#### Dataset content
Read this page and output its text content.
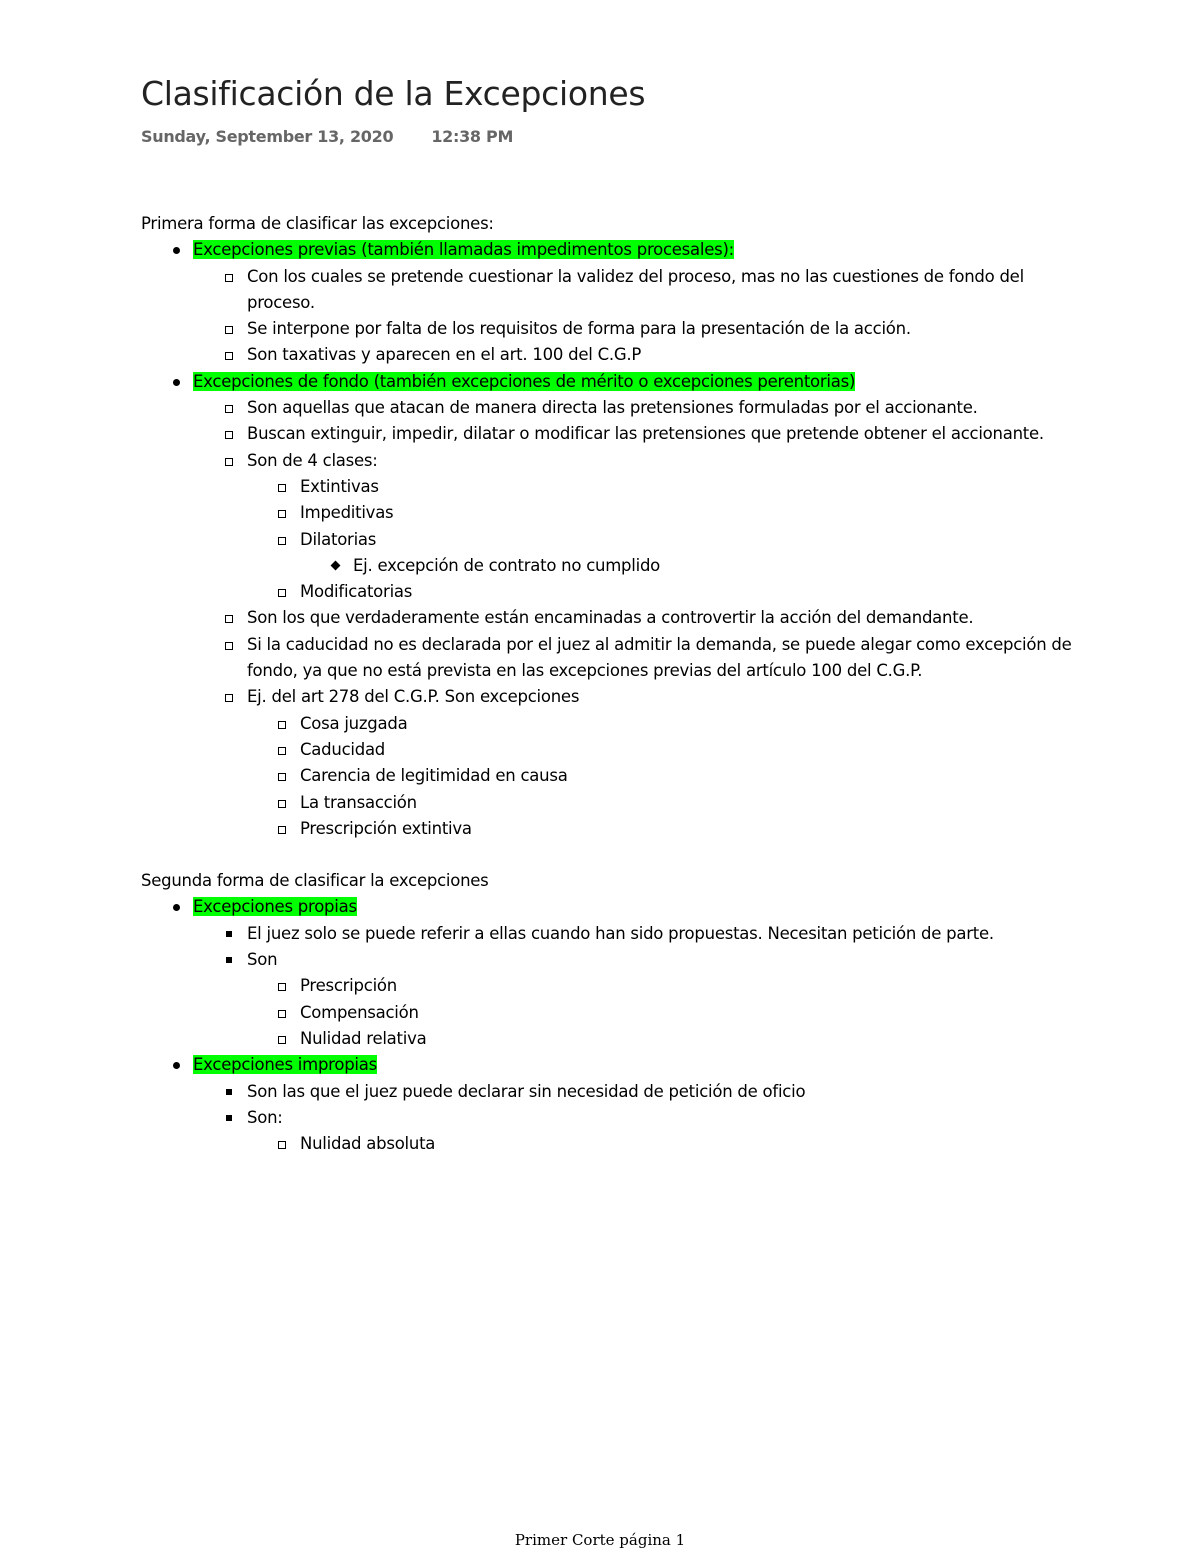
Clasificación de la Excepciones
Sunday, September 13, 2020 12:38 PM

Primera forma de clasificar las excepciones:

Excepciones previas (también llamadas impedimentos procesales):
Con los cuales se pretende cuestionar la validez del proceso, mas no las cuestiones de fondo del proceso.
Se interpone por falta de los requisitos de forma para la presentación de la acción.
Son taxativas y aparecen en el art. 100 del C.G.P
Excepciones de fondo (también excepciones de mérito o excepciones perentorias)
Son aquellas que atacan de manera directa las pretensiones formuladas por el accionante.
Buscan extinguir, impedir, dilatar o modificar las pretensiones que pretende obtener el accionante.
Son de 4 clases:
Extintivas
Impeditivas
Dilatorias
Ej. excepción de contrato no cumplido
Modificatorias
Son los que verdaderamente están encaminadas a controvertir la acción del demandante.
Si la caducidad no es declarada por el juez al admitir la demanda, se puede alegar como excepción de fondo, ya que no está prevista en las excepciones previas del artículo 100 del C.G.P.
Ej. del art 278 del C.G.P. Son excepciones
Cosa juzgada
Caducidad
Carencia de legitimidad en causa
La transacción
Prescripción extintiva

Segunda forma de clasificar la excepciones

Excepciones propias
El juez solo se puede referir a ellas cuando han sido propuestas. Necesitan petición de parte.
Son
Prescripción
Compensación
Nulidad relativa
Excepciones impropias
Son las que el juez puede declarar sin necesidad de petición de oficio
Son:
Nulidad absoluta
Primer Corte página 1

#### Given problem
Work out how many lines above contain the word "Prescripción". Give only the number.

#### Result of the exercise
2